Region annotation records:
● ● ● ●

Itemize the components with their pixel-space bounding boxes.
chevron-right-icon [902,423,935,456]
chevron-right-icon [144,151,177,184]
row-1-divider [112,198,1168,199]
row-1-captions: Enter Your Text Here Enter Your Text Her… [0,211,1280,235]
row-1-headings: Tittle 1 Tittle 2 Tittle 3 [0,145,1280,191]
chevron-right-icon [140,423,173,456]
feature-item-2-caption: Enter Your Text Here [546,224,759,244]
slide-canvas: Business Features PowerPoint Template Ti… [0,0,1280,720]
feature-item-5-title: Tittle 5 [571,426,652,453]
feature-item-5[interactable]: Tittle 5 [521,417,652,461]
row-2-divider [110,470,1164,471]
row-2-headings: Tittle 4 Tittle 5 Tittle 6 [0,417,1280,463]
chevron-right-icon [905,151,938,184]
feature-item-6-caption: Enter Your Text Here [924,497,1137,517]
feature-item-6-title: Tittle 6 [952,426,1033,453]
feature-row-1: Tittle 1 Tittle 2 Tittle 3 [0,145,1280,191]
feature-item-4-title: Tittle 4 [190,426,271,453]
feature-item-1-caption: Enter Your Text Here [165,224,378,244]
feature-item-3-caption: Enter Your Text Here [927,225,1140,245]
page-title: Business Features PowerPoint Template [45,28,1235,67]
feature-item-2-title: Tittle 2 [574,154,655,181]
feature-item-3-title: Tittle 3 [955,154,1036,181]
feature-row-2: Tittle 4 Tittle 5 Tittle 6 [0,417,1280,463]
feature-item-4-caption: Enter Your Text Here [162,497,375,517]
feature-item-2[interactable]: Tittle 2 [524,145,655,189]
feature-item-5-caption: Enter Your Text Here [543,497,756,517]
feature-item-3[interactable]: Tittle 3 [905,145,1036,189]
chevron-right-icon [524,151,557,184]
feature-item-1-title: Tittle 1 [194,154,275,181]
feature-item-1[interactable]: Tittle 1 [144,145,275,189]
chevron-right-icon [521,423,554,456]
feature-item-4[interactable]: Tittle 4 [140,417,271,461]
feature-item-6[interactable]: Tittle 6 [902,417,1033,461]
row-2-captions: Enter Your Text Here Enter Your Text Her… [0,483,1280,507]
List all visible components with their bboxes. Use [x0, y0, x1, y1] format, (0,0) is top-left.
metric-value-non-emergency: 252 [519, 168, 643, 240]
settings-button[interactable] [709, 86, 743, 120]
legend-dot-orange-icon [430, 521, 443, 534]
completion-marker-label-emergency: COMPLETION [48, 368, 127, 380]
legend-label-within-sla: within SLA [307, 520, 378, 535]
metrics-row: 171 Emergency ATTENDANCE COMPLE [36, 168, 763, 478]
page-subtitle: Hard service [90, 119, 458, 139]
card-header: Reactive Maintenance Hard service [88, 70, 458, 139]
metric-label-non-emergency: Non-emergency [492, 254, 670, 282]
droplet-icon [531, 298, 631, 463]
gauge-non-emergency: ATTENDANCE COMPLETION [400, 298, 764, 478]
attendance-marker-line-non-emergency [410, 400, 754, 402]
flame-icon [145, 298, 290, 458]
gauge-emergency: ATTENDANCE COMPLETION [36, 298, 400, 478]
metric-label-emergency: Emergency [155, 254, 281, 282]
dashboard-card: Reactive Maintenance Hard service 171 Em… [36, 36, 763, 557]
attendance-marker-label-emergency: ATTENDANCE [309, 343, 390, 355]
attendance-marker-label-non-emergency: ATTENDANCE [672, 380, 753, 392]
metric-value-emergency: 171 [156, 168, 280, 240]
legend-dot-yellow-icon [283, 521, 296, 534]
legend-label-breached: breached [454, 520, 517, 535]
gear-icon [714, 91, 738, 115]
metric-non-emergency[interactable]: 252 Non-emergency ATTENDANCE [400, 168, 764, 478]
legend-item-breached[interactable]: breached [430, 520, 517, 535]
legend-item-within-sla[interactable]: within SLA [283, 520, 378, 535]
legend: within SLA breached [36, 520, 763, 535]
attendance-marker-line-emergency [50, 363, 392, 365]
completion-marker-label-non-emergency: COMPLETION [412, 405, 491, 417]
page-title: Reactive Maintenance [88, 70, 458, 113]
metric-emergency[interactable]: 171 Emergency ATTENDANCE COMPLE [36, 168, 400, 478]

● ● ● ●

**Work to complete**. Render every line of the material above as a Markdown table with the columns Row and Line, numbering the rows in order and omitting blank lines.

**Result of the exercise**.
| Row | Line |
|---|---|
| 1 | Itemize the components with their pixel-space bounding boxes. |
| 2 | chevron-right-icon [902,423,935,456] |
| 3 | chevron-right-icon [144,151,177,184] |
| 4 | row-1-divider [112,198,1168,199] |
| 5 | row-1-captions: Enter Your Text Here Enter Your Text Her… [0,211,1280,235] |
| 6 | row-1-headings: Tittle 1 Tittle 2 Tittle 3 [0,145,1280,191] |
| 7 | chevron-right-icon [140,423,173,456] |
| 8 | feature-item-2-caption: Enter Your Text Here [546,224,759,244] |
| 9 | slide-canvas: Business Features PowerPoint Template Ti… [0,0,1280,720] |
| 10 | feature-item-5-title: Tittle 5 [571,426,652,453] |
| 11 | feature-item-5[interactable]: Tittle 5 [521,417,652,461] |
| 12 | row-2-divider [110,470,1164,471] |
| 13 | row-2-headings: Tittle 4 Tittle 5 Tittle 6 [0,417,1280,463] |
| 14 | chevron-right-icon [905,151,938,184] |
| 15 | feature-item-6-caption: Enter Your Text Here [924,497,1137,517] |
| 16 | feature-item-6-title: Tittle 6 [952,426,1033,453] |
| 17 | feature-row-1: Tittle 1 Tittle 2 Tittle 3 [0,145,1280,191] |
| 18 | feature-item-4-title: Tittle 4 [190,426,271,453] |
| 19 | feature-item-1-caption: Enter Your Text Here [165,224,378,244] |
| 20 | feature-item-3-caption: Enter Your Text Here [927,225,1140,245] |
| 21 | page-title: Business Features PowerPoint Template [45,28,1235,67] |
| 22 | feature-item-2-title: Tittle 2 [574,154,655,181] |
| 23 | feature-item-3-title: Tittle 3 [955,154,1036,181] |
| 24 | feature-row-2: Tittle 4 Tittle 5 Tittle 6 [0,417,1280,463] |
| 25 | feature-item-4-caption: Enter Your Text Here [162,497,375,517] |
| 26 | feature-item-2[interactable]: Tittle 2 [524,145,655,189] |
| 27 | feature-item-5-caption: Enter Your Text Here [543,497,756,517] |
| 28 | feature-item-3[interactable]: Tittle 3 [905,145,1036,189] |
| 29 | chevron-right-icon [524,151,557,184] |
| 30 | feature-item-1-title: Tittle 1 [194,154,275,181] |
| 31 | feature-item-1[interactable]: Tittle 1 [144,145,275,189] |
| 32 | chevron-right-icon [521,423,554,456] |
| 33 | feature-item-4[interactable]: Tittle 4 [140,417,271,461] |
| 34 | feature-item-6[interactable]: Tittle 6 [902,417,1033,461] |
| 35 | row-2-captions: Enter Your Text Here Enter Your Text Her… [0,483,1280,507] |
| 36 | List all visible components with their bboxes. Use [x0, y0, x1, y1] format, (0,0) is top-left. |
| 37 | metric-value-non-emergency: 252 [519, 168, 643, 240] |
| 38 | settings-button[interactable] [709, 86, 743, 120] |
| 39 | legend-dot-orange-icon [430, 521, 443, 534] |
| 40 | completion-marker-label-emergency: COMPLETION [48, 368, 127, 380] |
| 41 | legend-label-within-sla: within SLA [307, 520, 378, 535] |
| 42 | metrics-row: 171 Emergency ATTENDANCE COMPLE [36, 168, 763, 478] |
| 43 | page-subtitle: Hard service [90, 119, 458, 139] |
| 44 | card-header: Reactive Maintenance Hard service [88, 70, 458, 139] |
| 45 | metric-label-non-emergency: Non-emergency [492, 254, 670, 282] |
| 46 | droplet-icon [531, 298, 631, 463] |
| 47 | gauge-non-emergency: ATTENDANCE COMPLETION [400, 298, 764, 478] |
| 48 | attendance-marker-line-non-emergency [410, 400, 754, 402] |
| 49 | flame-icon [145, 298, 290, 458] |
| 50 | gauge-emergency: ATTENDANCE COMPLETION [36, 298, 400, 478] |
| 51 | metric-label-emergency: Emergency [155, 254, 281, 282] |
| 52 | dashboard-card: Reactive Maintenance Hard service 171 Em… [36, 36, 763, 557] |
| 53 | attendance-marker-label-emergency: ATTENDANCE [309, 343, 390, 355] |
| 54 | attendance-marker-label-non-emergency: ATTENDANCE [672, 380, 753, 392] |
| 55 | metric-value-emergency: 171 [156, 168, 280, 240] |
| 56 | legend-dot-yellow-icon [283, 521, 296, 534] |
| 57 | legend-label-breached: breached [454, 520, 517, 535] |
| 58 | gear-icon [714, 91, 738, 115] |
| 59 | metric-non-emergency[interactable]: 252 Non-emergency ATTENDANCE [400, 168, 764, 478] |
| 60 | legend-item-breached[interactable]: breached [430, 520, 517, 535] |
| 61 | legend-item-within-sla[interactable]: within SLA [283, 520, 378, 535] |
| 62 | legend: within SLA breached [36, 520, 763, 535] |
| 63 | attendance-marker-line-emergency [50, 363, 392, 365] |
| 64 | completion-marker-label-non-emergency: COMPLETION [412, 405, 491, 417] |
| 65 | page-title: Reactive Maintenance [88, 70, 458, 113] |
| 66 | metric-emergency[interactable]: 171 Emergency ATTENDANCE COMPLE [36, 168, 400, 478] |